+++ Input records
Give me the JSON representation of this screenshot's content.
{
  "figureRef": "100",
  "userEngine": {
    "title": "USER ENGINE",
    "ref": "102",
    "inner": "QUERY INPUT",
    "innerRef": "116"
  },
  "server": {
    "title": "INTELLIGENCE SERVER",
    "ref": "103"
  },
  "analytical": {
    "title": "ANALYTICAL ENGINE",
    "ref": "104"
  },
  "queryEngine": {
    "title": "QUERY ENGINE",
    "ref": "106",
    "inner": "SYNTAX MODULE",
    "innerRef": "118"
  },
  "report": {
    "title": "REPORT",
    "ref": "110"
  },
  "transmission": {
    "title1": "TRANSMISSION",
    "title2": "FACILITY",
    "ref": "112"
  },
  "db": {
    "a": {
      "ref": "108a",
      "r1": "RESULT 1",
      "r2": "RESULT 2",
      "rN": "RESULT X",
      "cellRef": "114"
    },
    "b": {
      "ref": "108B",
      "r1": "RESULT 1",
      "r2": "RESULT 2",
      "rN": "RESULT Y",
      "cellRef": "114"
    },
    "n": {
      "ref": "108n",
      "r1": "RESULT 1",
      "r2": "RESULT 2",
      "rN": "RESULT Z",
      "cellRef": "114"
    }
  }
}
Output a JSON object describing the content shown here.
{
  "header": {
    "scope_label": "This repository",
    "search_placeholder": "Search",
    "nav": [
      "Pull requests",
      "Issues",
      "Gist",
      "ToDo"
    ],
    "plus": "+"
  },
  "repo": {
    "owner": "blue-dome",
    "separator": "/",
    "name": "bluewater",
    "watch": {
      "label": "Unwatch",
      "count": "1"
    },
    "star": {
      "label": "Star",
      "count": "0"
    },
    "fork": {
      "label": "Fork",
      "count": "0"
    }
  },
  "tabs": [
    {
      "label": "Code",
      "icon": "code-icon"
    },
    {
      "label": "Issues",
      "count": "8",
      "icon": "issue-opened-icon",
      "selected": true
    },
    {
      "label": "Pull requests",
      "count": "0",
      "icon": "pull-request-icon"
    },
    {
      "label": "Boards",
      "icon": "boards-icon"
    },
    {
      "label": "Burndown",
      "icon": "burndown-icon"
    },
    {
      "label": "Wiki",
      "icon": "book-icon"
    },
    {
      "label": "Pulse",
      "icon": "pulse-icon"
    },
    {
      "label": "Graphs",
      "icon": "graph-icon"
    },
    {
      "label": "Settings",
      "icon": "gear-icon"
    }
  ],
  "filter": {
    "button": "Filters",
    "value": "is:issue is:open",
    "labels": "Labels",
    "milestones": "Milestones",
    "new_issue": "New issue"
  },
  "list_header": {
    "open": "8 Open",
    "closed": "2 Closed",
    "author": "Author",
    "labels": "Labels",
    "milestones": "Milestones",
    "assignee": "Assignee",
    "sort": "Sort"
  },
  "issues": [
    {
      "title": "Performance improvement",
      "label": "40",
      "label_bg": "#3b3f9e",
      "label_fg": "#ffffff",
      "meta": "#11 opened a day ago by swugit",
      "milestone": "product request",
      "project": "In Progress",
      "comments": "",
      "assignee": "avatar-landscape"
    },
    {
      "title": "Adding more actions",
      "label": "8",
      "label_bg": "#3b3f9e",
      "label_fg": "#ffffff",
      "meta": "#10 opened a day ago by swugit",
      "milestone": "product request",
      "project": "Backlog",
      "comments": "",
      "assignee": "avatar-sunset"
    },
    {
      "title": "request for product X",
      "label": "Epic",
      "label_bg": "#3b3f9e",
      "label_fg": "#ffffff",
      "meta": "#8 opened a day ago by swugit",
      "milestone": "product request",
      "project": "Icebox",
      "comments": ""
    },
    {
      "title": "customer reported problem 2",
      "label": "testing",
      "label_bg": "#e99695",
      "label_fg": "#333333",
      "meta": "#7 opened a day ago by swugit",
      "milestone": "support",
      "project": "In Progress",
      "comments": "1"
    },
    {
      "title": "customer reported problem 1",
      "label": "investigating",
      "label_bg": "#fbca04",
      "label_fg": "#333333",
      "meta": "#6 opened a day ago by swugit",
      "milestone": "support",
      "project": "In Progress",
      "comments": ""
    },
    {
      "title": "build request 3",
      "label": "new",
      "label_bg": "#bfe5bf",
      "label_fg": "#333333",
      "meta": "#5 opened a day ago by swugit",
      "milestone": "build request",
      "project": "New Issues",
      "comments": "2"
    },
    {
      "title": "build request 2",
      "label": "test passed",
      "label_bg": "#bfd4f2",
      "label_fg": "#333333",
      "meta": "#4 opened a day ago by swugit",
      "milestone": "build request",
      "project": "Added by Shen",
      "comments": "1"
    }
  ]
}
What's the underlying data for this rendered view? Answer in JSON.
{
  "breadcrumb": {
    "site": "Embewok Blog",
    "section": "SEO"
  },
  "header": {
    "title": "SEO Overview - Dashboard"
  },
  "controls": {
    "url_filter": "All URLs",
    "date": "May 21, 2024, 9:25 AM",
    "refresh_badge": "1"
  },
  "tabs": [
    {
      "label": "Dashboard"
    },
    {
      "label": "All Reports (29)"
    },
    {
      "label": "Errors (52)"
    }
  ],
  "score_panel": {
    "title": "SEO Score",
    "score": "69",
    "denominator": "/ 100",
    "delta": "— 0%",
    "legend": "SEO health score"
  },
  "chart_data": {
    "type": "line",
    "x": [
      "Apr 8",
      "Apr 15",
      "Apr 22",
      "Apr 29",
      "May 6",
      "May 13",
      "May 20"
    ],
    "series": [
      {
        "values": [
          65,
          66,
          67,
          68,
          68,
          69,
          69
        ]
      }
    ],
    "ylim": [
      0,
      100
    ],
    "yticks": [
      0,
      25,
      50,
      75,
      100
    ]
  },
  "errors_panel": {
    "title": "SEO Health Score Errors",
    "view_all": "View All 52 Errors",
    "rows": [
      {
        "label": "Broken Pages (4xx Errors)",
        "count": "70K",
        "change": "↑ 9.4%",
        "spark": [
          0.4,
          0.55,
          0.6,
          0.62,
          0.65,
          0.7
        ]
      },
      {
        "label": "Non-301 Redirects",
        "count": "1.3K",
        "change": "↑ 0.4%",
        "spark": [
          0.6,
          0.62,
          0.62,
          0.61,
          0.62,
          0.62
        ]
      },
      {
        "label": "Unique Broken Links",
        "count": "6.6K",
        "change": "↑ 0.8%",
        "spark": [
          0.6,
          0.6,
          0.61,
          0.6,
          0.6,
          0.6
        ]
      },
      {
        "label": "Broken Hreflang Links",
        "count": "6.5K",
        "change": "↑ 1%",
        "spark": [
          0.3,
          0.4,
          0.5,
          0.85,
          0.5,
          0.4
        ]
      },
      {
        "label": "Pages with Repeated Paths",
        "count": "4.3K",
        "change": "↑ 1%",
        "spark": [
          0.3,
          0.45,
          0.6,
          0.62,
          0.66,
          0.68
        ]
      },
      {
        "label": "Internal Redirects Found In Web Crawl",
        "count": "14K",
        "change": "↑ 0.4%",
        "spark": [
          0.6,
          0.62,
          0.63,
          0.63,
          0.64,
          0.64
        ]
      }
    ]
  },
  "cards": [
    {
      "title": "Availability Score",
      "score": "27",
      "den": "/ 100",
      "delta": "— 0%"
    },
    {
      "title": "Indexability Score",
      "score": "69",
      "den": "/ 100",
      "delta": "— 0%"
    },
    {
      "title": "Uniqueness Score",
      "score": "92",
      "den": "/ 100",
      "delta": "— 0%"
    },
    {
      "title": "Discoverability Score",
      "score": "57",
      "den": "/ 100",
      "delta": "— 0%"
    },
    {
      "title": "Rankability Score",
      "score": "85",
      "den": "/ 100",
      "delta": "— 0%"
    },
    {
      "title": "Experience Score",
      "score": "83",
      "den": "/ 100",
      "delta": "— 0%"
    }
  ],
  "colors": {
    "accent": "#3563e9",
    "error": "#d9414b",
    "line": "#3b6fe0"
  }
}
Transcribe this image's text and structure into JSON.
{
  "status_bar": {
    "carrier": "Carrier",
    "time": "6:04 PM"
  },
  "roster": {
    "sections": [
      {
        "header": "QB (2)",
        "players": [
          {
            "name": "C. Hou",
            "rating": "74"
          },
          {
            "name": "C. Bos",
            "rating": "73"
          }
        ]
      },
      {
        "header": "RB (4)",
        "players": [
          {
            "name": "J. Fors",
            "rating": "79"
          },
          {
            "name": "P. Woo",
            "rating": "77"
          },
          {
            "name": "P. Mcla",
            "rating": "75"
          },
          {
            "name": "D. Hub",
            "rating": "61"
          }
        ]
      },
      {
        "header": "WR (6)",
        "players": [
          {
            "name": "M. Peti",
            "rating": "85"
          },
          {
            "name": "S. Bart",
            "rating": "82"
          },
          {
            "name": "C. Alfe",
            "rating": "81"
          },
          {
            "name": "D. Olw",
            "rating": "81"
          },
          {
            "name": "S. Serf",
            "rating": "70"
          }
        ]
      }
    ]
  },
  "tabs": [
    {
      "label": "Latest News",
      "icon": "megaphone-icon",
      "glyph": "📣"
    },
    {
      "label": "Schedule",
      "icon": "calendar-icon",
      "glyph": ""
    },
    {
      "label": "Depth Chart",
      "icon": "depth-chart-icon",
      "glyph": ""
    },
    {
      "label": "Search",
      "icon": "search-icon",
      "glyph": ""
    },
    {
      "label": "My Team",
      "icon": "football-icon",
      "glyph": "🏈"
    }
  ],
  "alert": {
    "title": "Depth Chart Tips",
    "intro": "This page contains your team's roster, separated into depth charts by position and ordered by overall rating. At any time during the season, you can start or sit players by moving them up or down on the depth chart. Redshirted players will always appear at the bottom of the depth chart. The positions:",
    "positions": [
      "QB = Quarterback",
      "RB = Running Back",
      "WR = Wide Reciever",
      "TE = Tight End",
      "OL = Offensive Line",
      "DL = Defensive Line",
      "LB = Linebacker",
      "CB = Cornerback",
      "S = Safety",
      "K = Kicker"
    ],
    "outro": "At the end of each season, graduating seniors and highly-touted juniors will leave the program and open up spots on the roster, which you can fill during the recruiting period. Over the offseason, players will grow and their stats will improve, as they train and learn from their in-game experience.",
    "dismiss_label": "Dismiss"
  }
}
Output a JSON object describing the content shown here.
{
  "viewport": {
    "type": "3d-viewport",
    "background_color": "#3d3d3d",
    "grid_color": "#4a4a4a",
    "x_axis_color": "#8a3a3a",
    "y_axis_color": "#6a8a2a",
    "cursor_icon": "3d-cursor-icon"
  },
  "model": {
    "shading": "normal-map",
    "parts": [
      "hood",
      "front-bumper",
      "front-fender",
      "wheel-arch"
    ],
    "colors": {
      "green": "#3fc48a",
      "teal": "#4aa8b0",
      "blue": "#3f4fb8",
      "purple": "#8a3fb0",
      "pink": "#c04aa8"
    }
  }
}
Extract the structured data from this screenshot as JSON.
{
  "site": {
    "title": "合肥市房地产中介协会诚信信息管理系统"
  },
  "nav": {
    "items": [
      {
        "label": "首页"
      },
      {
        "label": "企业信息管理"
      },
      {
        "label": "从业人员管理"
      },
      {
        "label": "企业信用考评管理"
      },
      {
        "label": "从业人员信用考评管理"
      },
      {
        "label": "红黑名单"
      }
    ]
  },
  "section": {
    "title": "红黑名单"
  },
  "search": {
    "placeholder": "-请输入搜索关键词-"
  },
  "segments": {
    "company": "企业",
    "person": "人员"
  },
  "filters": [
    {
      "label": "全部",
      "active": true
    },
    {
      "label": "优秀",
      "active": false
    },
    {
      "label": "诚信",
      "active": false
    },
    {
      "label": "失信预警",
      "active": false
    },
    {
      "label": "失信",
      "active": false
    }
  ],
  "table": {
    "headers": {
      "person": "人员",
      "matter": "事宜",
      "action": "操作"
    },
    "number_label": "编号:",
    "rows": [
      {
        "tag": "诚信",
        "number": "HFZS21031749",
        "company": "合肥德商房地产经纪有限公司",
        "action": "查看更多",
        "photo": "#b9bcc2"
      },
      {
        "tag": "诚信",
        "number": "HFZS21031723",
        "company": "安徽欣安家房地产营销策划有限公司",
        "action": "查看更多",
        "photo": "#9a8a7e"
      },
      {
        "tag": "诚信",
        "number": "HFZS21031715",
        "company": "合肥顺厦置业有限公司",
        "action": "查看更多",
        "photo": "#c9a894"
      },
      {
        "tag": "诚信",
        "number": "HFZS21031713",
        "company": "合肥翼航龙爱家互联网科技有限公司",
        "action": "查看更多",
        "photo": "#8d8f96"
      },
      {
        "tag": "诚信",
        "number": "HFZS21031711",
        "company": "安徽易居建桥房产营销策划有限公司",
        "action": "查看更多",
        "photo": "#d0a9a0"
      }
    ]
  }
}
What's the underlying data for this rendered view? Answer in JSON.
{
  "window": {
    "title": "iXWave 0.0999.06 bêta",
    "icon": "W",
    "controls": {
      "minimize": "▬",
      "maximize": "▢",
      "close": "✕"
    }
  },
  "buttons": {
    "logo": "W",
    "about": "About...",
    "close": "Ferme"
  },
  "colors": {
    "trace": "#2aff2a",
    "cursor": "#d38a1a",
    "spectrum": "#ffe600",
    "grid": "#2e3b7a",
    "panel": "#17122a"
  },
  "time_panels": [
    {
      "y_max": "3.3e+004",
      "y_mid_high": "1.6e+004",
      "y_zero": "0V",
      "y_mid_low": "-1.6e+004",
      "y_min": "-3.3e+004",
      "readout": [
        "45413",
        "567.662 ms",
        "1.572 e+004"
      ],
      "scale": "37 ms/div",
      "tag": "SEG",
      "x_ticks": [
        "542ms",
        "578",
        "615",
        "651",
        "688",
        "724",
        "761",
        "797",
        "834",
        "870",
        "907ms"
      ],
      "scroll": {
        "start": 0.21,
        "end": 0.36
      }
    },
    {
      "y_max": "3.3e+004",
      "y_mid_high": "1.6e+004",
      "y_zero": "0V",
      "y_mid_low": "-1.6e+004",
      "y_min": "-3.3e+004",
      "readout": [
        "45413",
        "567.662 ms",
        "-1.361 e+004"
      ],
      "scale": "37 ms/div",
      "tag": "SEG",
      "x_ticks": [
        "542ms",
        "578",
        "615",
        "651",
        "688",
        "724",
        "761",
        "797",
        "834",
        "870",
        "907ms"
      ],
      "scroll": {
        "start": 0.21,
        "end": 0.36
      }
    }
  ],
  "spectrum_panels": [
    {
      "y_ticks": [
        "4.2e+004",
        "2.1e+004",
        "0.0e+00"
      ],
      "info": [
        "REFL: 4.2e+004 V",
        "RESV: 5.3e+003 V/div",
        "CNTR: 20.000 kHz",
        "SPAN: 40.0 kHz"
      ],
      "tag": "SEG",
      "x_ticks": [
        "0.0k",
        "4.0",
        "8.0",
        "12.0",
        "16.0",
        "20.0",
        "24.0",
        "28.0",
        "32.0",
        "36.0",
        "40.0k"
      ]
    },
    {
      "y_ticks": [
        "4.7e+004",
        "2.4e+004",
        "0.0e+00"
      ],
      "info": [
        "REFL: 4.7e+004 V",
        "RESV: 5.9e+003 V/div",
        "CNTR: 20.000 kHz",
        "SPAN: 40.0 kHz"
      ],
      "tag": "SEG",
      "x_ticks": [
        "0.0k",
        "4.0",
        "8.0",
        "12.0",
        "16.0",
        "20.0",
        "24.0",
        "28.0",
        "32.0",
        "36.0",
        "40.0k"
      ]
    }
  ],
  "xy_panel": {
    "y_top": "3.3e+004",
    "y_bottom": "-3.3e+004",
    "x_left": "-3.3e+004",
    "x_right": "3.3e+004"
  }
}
++++++
Requirements
Each line holding "season" must be found and copied.

Worked solution
    "intro": "This page contains your team's roster, separated into depth charts by position and ordered by overall rating. At any time during the season, you can start or sit players by moving them up or down on the depth chart. Redshirted players will always appear at the bottom of the depth chart. The positions:",
    "outro": "At the end of each season, graduating seniors and highly-touted juniors will leave the program and open up spots on the roster, which you can fill during the recruiting period. Over the offseason, players will grow and their stats will improve, as they train and learn from their in-game experience.",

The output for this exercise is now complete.